** start Input material **

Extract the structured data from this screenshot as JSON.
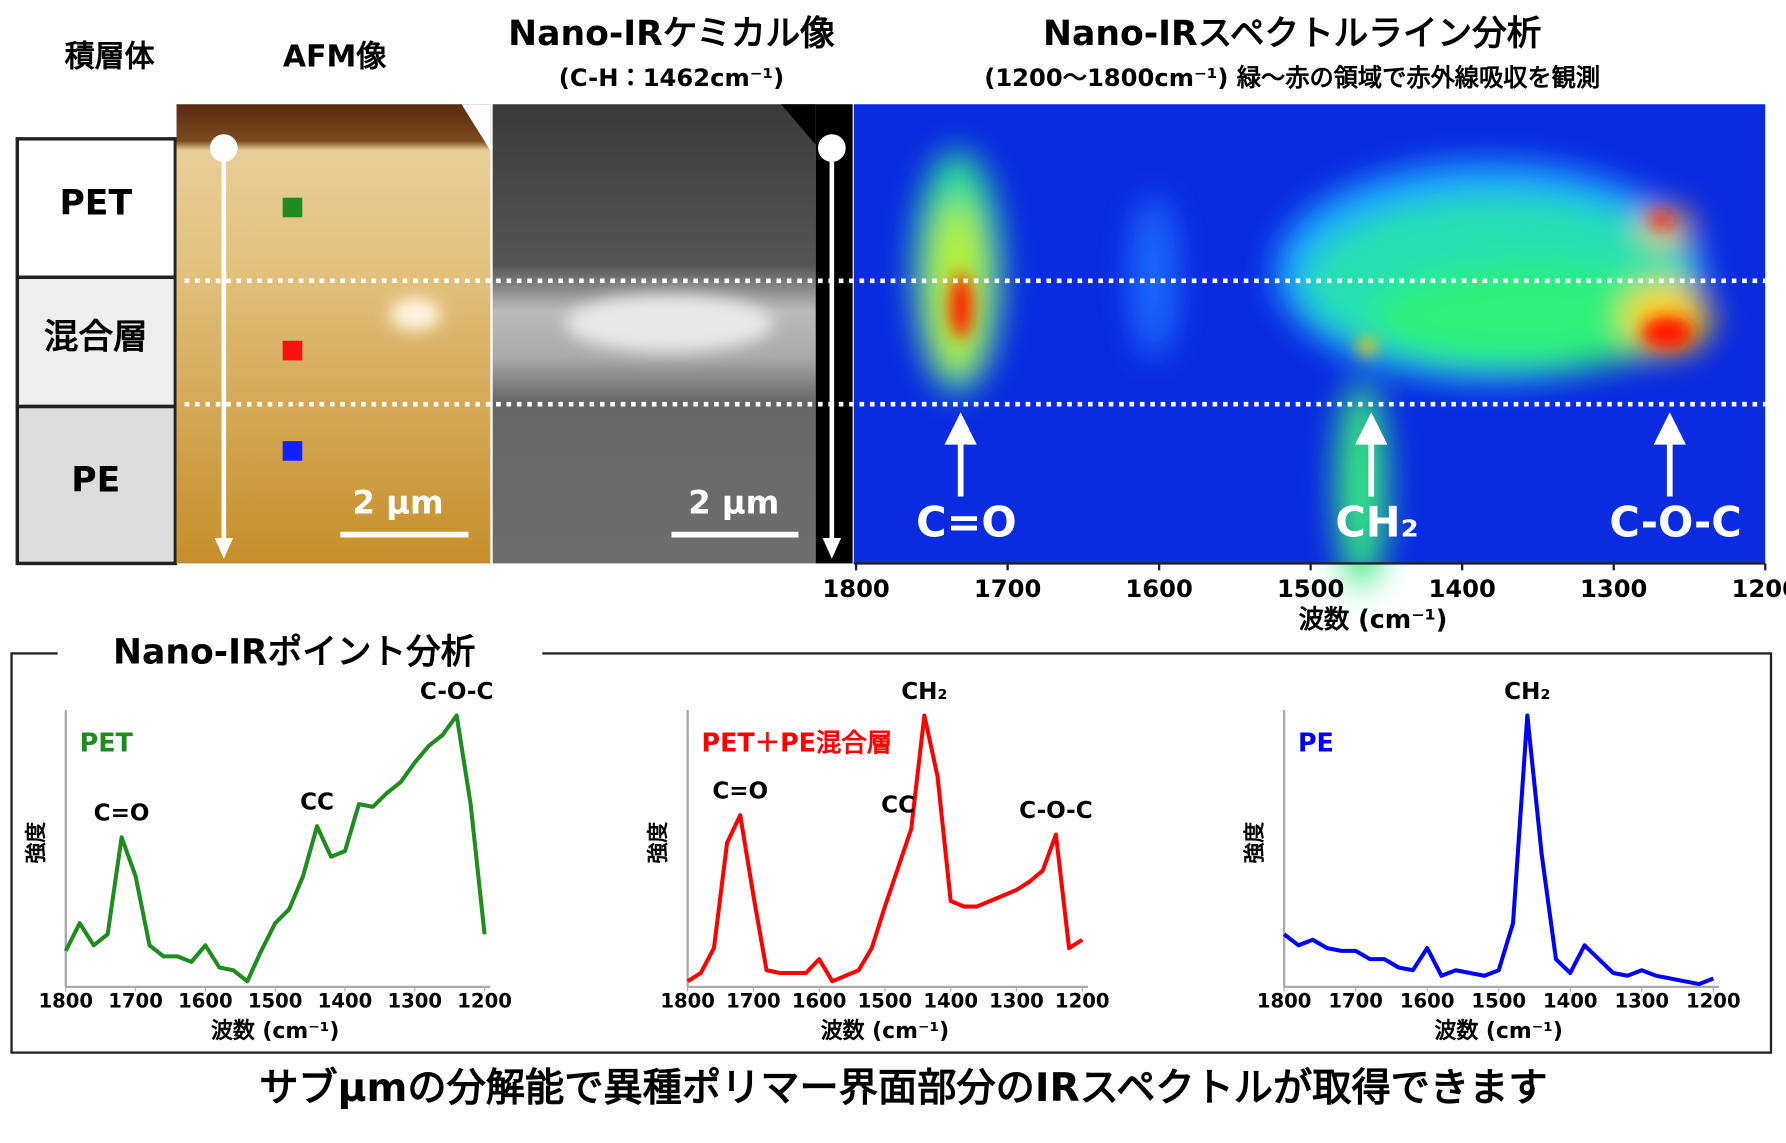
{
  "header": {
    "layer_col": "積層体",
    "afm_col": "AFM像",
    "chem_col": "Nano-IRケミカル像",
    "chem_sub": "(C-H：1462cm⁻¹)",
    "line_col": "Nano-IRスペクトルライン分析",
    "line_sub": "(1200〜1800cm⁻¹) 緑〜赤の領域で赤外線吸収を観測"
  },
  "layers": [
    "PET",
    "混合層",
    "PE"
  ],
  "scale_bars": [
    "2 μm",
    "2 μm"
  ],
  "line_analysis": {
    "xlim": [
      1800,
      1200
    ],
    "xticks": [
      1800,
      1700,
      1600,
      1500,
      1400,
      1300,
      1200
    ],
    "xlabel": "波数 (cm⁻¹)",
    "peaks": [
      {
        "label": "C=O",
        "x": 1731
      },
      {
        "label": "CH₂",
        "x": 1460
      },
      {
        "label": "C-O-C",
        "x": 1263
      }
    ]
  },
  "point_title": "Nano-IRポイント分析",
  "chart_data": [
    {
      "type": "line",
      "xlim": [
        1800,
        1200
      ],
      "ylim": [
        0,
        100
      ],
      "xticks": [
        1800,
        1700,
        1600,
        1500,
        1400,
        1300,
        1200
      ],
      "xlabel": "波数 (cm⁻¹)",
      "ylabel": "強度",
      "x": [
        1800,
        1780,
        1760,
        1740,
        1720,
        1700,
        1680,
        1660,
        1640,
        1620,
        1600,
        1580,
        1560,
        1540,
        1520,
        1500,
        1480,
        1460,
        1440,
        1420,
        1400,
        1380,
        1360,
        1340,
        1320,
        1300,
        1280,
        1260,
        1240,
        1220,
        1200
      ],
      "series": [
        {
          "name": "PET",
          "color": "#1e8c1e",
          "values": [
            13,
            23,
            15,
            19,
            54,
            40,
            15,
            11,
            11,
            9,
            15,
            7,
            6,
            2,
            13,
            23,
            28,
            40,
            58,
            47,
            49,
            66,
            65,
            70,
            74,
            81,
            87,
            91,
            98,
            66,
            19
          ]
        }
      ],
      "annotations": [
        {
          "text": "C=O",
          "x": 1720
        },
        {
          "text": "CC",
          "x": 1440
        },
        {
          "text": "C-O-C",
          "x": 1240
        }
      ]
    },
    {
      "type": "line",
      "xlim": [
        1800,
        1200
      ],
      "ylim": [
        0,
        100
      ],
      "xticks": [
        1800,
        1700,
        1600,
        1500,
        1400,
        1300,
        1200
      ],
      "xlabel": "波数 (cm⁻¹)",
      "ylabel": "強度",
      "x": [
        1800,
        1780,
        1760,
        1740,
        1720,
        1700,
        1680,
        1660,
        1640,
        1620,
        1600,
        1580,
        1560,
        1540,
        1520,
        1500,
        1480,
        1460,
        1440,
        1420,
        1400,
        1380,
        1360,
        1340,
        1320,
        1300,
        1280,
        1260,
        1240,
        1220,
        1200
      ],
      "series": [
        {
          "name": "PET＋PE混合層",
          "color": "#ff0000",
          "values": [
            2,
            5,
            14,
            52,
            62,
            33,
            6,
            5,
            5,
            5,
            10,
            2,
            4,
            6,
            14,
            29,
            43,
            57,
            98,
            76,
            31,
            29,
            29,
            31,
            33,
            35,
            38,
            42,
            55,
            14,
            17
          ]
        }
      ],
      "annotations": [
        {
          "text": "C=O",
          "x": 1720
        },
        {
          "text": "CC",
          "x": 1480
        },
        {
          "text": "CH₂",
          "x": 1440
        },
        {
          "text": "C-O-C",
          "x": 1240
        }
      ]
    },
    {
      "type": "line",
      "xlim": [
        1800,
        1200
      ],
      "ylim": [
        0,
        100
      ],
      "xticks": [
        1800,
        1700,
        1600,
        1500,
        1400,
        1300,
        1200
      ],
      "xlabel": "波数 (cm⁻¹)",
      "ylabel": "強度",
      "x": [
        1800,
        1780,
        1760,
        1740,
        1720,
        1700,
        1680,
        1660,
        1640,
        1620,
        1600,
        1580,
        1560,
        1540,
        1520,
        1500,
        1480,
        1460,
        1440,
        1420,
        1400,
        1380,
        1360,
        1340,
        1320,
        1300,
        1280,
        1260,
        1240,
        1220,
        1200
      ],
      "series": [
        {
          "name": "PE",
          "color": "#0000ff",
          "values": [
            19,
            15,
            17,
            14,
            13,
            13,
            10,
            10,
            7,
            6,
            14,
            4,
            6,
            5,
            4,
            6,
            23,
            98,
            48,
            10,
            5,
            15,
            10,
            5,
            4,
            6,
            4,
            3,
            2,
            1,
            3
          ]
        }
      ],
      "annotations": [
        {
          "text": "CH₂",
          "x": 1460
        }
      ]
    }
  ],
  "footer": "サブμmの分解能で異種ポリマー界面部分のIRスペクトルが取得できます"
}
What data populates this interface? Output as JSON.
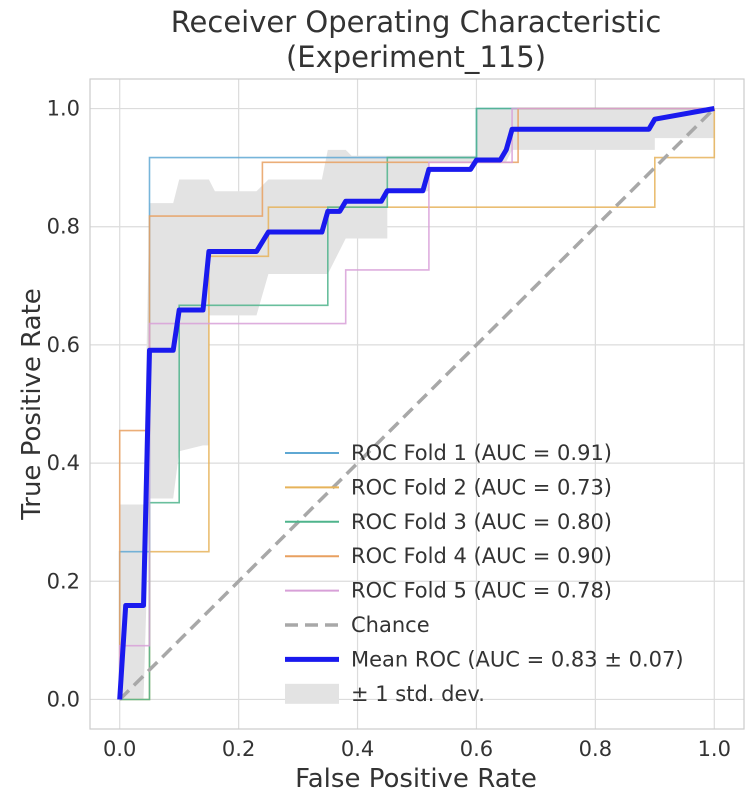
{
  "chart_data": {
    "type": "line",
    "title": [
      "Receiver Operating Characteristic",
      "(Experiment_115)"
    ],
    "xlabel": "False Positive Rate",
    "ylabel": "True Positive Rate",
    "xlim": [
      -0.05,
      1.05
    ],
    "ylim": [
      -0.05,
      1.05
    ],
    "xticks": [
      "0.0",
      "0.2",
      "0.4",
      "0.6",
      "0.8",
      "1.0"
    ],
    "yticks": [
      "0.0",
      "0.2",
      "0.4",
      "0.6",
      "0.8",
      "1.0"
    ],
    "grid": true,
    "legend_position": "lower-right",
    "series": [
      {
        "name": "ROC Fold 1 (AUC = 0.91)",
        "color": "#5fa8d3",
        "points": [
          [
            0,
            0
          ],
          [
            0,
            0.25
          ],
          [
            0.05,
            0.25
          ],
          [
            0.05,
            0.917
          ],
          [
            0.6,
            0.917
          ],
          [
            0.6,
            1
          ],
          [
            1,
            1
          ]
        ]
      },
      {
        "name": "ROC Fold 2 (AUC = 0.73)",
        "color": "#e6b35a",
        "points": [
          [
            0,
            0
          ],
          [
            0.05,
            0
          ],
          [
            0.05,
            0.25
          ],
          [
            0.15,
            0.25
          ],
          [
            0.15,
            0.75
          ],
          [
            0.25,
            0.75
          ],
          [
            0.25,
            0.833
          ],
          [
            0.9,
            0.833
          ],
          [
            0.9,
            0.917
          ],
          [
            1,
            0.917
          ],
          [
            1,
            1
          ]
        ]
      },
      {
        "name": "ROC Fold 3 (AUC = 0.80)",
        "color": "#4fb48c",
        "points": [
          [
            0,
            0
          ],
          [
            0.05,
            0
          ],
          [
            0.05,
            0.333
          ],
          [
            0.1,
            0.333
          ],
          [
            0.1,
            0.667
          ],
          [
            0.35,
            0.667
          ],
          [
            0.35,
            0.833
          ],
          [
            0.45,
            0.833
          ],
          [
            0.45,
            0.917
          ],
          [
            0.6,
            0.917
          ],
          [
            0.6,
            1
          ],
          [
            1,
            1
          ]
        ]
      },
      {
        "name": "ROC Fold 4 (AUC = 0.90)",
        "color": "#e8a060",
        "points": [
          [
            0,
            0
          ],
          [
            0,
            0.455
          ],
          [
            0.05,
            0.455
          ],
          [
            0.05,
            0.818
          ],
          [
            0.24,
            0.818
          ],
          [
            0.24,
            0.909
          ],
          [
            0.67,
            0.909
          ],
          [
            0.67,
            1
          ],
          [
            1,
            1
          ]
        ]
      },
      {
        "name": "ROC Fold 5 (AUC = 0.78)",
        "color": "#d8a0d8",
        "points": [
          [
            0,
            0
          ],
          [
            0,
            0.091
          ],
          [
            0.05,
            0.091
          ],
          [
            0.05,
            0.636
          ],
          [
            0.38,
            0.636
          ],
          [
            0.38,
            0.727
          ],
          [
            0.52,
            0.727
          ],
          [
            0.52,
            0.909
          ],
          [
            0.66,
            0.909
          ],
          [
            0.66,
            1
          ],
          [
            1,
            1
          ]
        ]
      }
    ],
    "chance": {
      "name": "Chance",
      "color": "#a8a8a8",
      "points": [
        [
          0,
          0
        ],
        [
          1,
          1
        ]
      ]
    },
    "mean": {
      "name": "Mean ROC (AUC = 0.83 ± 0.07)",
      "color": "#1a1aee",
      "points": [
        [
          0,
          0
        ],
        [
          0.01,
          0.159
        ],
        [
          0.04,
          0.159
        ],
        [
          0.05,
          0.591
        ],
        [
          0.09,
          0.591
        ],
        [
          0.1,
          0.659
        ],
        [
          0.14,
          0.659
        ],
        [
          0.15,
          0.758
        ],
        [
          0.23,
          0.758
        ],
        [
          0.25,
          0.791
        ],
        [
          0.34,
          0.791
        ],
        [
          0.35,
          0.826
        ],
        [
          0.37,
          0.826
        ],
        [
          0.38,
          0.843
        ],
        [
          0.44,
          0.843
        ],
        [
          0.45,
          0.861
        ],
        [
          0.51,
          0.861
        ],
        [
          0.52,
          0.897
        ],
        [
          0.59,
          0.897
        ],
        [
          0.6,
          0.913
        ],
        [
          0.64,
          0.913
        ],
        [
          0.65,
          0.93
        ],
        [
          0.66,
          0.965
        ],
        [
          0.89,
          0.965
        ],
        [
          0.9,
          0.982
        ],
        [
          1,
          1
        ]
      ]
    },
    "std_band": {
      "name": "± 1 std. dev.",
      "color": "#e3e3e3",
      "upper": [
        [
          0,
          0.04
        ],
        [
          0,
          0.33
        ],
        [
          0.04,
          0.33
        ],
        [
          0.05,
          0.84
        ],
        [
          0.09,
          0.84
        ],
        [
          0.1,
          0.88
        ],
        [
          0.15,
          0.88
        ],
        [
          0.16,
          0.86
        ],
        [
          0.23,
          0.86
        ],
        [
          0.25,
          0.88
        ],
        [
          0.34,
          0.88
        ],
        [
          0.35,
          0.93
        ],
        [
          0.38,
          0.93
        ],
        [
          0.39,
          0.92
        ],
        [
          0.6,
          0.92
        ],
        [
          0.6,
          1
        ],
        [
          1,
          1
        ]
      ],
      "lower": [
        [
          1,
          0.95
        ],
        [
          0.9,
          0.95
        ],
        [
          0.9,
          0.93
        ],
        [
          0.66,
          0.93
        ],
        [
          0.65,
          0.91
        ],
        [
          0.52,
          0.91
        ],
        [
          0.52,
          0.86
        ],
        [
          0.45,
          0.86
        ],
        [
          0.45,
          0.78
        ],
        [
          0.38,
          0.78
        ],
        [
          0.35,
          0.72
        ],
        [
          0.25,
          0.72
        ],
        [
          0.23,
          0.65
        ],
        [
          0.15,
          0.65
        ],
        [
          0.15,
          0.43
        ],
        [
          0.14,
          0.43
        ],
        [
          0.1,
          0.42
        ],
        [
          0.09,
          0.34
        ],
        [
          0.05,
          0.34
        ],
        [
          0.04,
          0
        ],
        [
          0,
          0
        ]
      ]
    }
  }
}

** end Input material **

Task to complete >>
Which lines hold the word "Fold"? Copy each of them from the records.

Final result >>
        "name": "ROC Fold 1 (AUC = 0.91)",
        "name": "ROC Fold 2 (AUC = 0.73)",
        "name": "ROC Fold 3 (AUC = 0.80)",
        "name": "ROC Fold 4 (AUC = 0.90)",
        "name": "ROC Fold 5 (AUC = 0.78)",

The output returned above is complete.